▶ Brief:
From the listing below, extract every line in which the word "Invitado" appears.

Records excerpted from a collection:
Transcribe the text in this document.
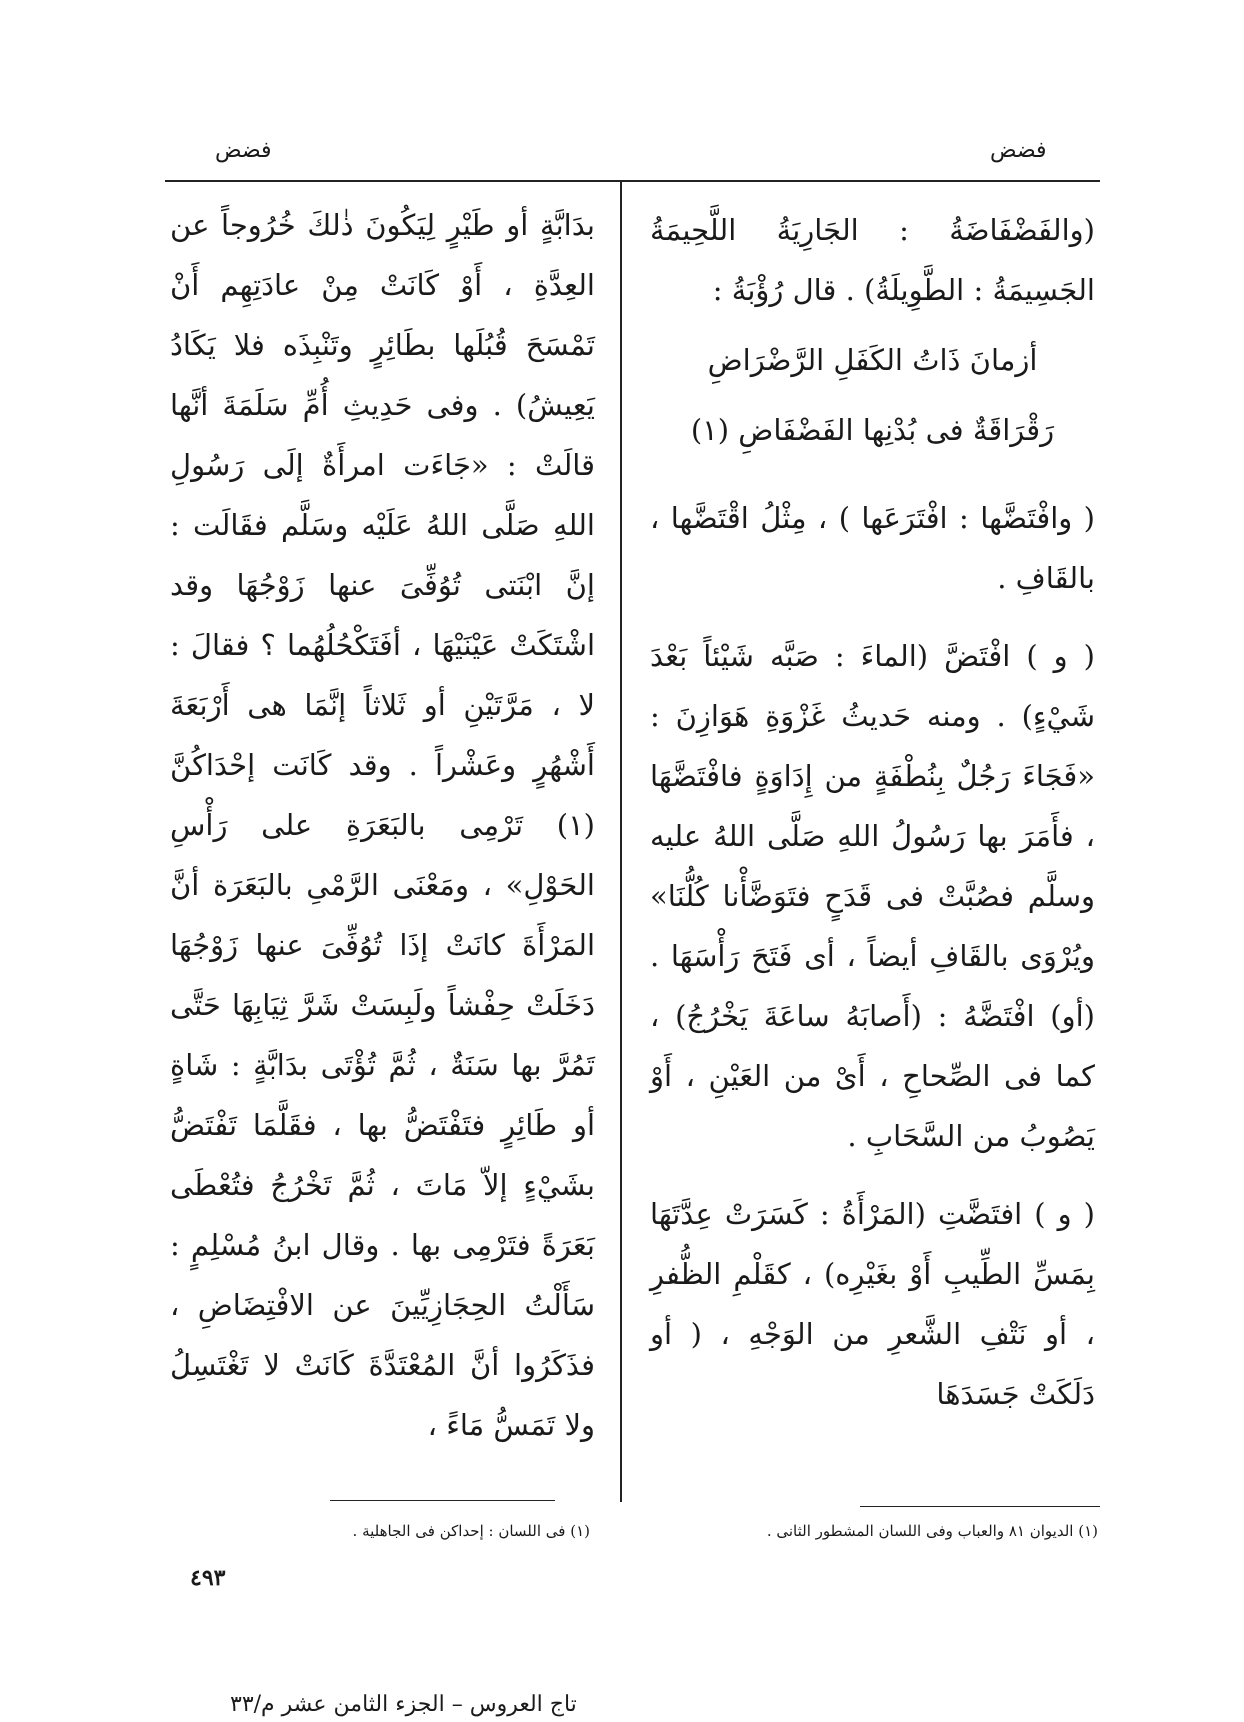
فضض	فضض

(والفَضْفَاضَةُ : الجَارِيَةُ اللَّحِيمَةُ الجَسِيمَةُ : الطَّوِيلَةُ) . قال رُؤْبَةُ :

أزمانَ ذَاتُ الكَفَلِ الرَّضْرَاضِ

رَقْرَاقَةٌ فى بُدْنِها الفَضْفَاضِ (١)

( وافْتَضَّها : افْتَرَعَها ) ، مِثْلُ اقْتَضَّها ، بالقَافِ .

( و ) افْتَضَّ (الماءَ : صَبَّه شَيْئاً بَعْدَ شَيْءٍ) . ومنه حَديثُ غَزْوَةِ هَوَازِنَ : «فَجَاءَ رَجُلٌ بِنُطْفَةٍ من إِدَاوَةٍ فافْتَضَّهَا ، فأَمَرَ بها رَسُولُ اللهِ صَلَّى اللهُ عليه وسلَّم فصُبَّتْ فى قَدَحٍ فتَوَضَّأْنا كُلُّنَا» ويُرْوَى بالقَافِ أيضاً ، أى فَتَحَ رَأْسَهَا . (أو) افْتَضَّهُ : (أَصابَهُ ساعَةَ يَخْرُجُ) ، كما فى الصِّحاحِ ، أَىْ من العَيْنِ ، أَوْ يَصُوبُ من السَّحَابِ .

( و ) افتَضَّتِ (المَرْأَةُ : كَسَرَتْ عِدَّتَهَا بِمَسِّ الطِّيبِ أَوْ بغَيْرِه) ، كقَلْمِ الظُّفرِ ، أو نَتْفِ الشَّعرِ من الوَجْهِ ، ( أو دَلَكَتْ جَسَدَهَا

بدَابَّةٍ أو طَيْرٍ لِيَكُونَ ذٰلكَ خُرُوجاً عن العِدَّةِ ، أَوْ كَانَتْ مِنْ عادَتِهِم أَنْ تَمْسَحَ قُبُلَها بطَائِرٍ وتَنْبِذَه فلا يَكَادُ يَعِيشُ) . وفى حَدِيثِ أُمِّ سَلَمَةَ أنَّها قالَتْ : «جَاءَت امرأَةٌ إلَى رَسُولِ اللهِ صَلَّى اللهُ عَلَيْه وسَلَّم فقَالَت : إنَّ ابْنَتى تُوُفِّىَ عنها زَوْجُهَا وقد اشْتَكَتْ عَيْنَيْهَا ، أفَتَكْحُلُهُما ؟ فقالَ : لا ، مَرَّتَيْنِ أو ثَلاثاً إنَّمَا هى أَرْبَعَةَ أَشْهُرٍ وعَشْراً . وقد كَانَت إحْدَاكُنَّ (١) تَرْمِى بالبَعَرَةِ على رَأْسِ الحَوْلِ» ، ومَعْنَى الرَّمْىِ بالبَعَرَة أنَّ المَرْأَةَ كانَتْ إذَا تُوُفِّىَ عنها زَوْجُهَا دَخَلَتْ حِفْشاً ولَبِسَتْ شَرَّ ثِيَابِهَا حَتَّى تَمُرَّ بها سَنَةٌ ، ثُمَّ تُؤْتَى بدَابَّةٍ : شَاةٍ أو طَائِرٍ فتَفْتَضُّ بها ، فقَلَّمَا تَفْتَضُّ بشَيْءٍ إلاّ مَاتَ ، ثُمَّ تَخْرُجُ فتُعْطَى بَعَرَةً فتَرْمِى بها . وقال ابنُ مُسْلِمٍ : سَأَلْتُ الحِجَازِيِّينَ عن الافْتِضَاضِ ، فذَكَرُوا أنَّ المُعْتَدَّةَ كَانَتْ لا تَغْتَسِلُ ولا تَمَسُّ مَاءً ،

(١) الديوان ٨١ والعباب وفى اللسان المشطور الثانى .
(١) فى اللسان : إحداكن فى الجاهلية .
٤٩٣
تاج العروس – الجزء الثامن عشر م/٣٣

* * *

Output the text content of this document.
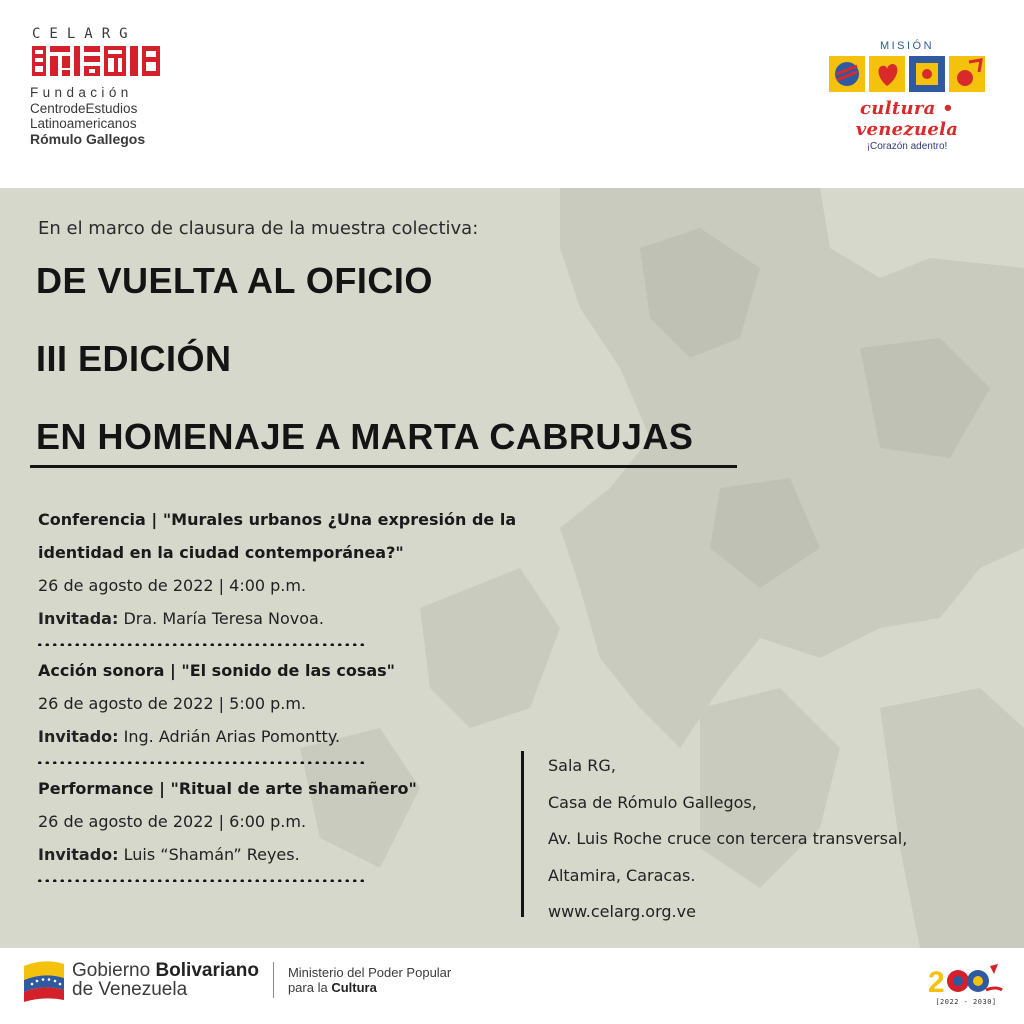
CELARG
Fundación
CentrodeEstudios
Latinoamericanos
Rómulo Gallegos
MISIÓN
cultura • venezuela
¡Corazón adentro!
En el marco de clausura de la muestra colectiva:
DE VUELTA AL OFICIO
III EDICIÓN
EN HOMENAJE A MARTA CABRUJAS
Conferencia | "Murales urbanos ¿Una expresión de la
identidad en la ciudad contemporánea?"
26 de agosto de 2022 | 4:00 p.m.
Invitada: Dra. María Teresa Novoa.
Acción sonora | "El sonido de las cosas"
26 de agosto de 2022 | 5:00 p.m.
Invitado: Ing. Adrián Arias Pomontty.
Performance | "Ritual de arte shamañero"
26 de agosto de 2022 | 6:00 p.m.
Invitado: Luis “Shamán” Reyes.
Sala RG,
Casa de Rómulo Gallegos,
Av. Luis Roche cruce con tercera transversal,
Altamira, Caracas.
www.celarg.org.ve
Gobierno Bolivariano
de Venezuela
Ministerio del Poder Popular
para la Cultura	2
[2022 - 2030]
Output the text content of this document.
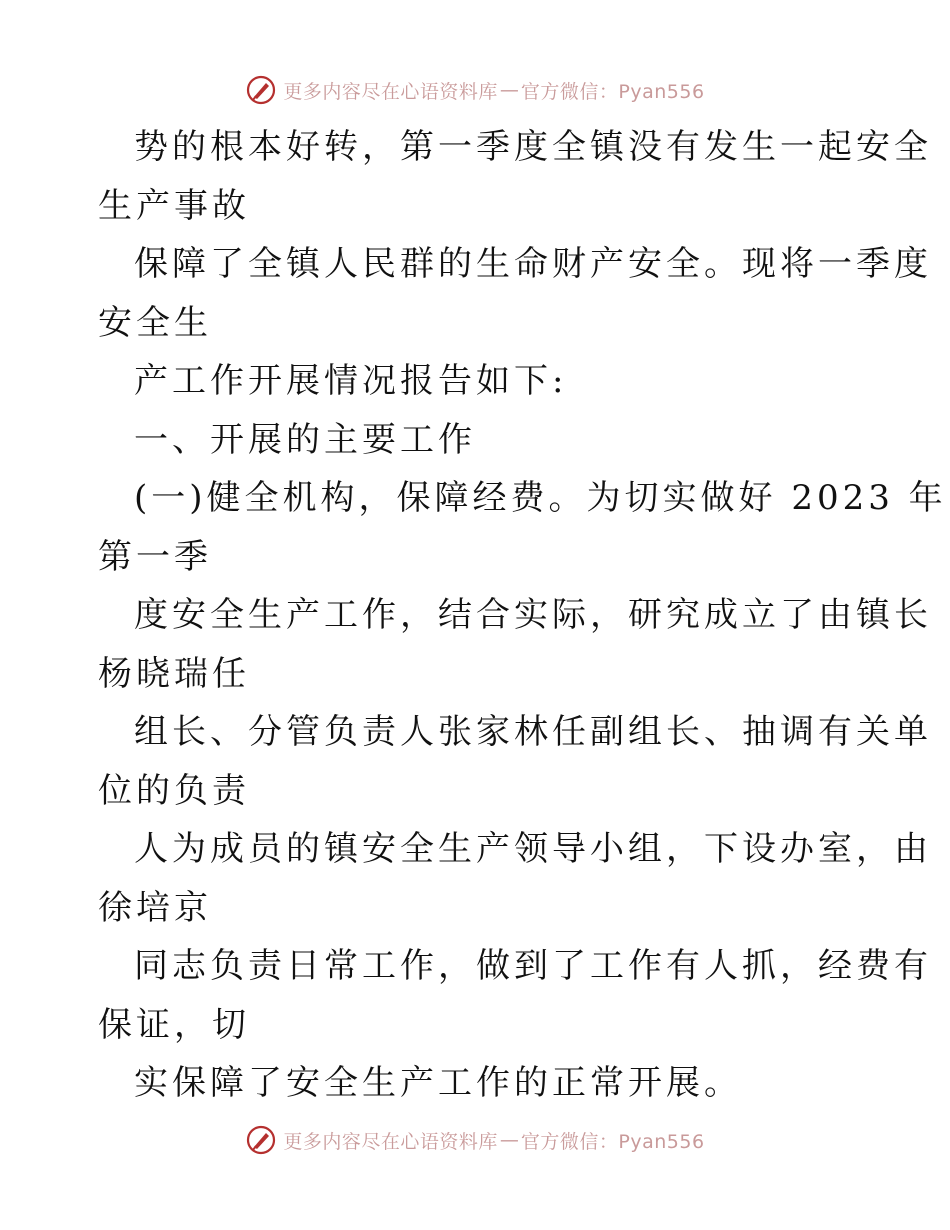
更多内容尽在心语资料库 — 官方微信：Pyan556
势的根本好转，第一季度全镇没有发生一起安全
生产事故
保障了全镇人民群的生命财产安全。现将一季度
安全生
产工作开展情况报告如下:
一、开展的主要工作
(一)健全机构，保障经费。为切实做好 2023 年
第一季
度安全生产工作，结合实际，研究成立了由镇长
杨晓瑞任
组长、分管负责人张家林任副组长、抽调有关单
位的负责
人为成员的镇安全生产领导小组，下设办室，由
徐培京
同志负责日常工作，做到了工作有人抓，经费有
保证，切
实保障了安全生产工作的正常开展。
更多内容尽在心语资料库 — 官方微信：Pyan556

▶ Solution for this problem:
Invitado: Ing. Adrián Arias Pomontty.
Invitado: Luis “Shamán” Reyes.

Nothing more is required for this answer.